■ The problem ■
Copy out the data below verbatim.

Records about charts and figures
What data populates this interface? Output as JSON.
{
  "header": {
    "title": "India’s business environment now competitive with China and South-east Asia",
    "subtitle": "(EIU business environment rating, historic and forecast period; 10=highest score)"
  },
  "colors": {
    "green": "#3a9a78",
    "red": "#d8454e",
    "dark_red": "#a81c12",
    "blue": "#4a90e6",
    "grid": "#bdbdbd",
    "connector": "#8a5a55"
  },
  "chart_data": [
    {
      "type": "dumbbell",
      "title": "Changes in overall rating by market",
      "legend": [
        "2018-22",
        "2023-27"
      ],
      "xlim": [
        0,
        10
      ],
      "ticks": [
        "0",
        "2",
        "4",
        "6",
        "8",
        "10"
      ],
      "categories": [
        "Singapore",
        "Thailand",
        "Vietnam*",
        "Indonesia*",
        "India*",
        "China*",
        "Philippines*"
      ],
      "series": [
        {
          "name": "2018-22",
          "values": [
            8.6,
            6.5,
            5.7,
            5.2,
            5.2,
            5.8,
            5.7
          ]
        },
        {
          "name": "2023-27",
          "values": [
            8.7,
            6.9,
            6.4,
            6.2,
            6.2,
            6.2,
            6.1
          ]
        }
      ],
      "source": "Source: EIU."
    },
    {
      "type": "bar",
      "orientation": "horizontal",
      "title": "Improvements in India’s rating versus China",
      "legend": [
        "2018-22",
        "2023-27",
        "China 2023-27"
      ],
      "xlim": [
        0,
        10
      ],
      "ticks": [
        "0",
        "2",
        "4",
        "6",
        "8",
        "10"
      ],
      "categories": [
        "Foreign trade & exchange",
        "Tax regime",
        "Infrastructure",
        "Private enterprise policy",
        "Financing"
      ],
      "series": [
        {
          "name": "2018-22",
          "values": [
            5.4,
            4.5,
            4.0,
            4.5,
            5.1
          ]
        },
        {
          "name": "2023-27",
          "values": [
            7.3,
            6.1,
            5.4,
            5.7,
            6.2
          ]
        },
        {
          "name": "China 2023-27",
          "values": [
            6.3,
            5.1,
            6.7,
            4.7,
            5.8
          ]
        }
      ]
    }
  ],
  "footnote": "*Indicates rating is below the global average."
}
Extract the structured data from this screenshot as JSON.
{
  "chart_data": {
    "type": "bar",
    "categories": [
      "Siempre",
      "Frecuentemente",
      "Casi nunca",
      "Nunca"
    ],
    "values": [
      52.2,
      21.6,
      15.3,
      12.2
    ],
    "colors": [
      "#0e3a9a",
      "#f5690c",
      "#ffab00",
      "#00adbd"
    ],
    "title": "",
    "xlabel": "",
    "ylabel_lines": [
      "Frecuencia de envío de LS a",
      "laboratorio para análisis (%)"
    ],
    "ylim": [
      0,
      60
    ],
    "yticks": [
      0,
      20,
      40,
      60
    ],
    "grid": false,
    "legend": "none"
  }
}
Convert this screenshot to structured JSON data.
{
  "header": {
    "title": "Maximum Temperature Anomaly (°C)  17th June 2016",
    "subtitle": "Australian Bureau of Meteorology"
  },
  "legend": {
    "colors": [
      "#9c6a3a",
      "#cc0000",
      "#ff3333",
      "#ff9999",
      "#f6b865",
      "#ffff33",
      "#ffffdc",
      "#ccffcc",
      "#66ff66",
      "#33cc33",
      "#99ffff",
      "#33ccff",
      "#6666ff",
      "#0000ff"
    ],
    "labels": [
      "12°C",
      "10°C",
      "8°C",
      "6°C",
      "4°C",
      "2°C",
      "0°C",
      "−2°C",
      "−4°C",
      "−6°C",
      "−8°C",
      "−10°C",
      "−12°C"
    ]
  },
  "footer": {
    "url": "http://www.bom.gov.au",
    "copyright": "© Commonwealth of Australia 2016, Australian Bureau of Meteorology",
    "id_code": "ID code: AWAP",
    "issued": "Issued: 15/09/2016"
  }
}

■ Written response ■
What data populates this interface? Output as JSON.
{
  "header": {
    "title": "India’s business environment now competitive with China and South-east Asia",
    "subtitle": "(EIU business environment rating, historic and forecast period; 10=highest score)"
  },
  "colors": {
    "green": "#3a9a78",
    "red": "#d8454e",
    "dark_red": "#a81c12",
    "blue": "#4a90e6",
    "grid": "#bdbdbd",
    "connector": "#8a5a55"
  },
  "chart_data": [
    {
      "type": "dumbbell",
      "title": "Changes in overall rating by market",
      "legend": [
        "2018-22",
        "2023-27"
      ],
      "xlim": [
        0,
        10
      ],
      "ticks": [
        "0",
        "2",
        "4",
        "6",
        "8",
        "10"
      ],
      "categories": [
        "Singapore",
        "Thailand",
        "Vietnam*",
        "Indonesia*",
        "India*",
        "China*",
        "Philippines*"
      ],
      "series": [
        {
          "name": "2018-22",
          "values": [
            8.6,
            6.5,
            5.7,
            5.2,
            5.2,
            5.8,
            5.7
          ]
        },
        {
          "name": "2023-27",
          "values": [
            8.7,
            6.9,
            6.4,
            6.2,
            6.2,
            6.2,
            6.1
          ]
        }
      ],
      "source": "Source: EIU."
    },
    {
      "type": "bar",
      "orientation": "horizontal",
      "title": "Improvements in India’s rating versus China",
      "legend": [
        "2018-22",
        "2023-27",
        "China 2023-27"
      ],
      "xlim": [
        0,
        10
      ],
      "ticks": [
        "0",
        "2",
        "4",
        "6",
        "8",
        "10"
      ],
      "categories": [
        "Foreign trade & exchange",
        "Tax regime",
        "Infrastructure",
        "Private enterprise policy",
        "Financing"
      ],
      "series": [
        {
          "name": "2018-22",
          "values": [
            5.4,
            4.5,
            4.0,
            4.5,
            5.1
          ]
        },
        {
          "name": "2023-27",
          "values": [
            7.3,
            6.1,
            5.4,
            5.7,
            6.2
          ]
        },
        {
          "name": "China 2023-27",
          "values": [
            6.3,
            5.1,
            6.7,
            4.7,
            5.8
          ]
        }
      ]
    }
  ],
  "footnote": "*Indicates rating is below the global average."
}
Extract the structured data from this screenshot as JSON.
{
  "chart_data": {
    "type": "bar",
    "categories": [
      "Siempre",
      "Frecuentemente",
      "Casi nunca",
      "Nunca"
    ],
    "values": [
      52.2,
      21.6,
      15.3,
      12.2
    ],
    "colors": [
      "#0e3a9a",
      "#f5690c",
      "#ffab00",
      "#00adbd"
    ],
    "title": "",
    "xlabel": "",
    "ylabel_lines": [
      "Frecuencia de envío de LS a",
      "laboratorio para análisis (%)"
    ],
    "ylim": [
      0,
      60
    ],
    "yticks": [
      0,
      20,
      40,
      60
    ],
    "grid": false,
    "legend": "none"
  }
}
Convert this screenshot to structured JSON data.
{
  "header": {
    "title": "Maximum Temperature Anomaly (°C)  17th June 2016",
    "subtitle": "Australian Bureau of Meteorology"
  },
  "legend": {
    "colors": [
      "#9c6a3a",
      "#cc0000",
      "#ff3333",
      "#ff9999",
      "#f6b865",
      "#ffff33",
      "#ffffdc",
      "#ccffcc",
      "#66ff66",
      "#33cc33",
      "#99ffff",
      "#33ccff",
      "#6666ff",
      "#0000ff"
    ],
    "labels": [
      "12°C",
      "10°C",
      "8°C",
      "6°C",
      "4°C",
      "2°C",
      "0°C",
      "−2°C",
      "−4°C",
      "−6°C",
      "−8°C",
      "−10°C",
      "−12°C"
    ]
  },
  "footer": {
    "url": "http://www.bom.gov.au",
    "copyright": "© Commonwealth of Australia 2016, Australian Bureau of Meteorology",
    "id_code": "ID code: AWAP",
    "issued": "Issued: 15/09/2016"
  }
}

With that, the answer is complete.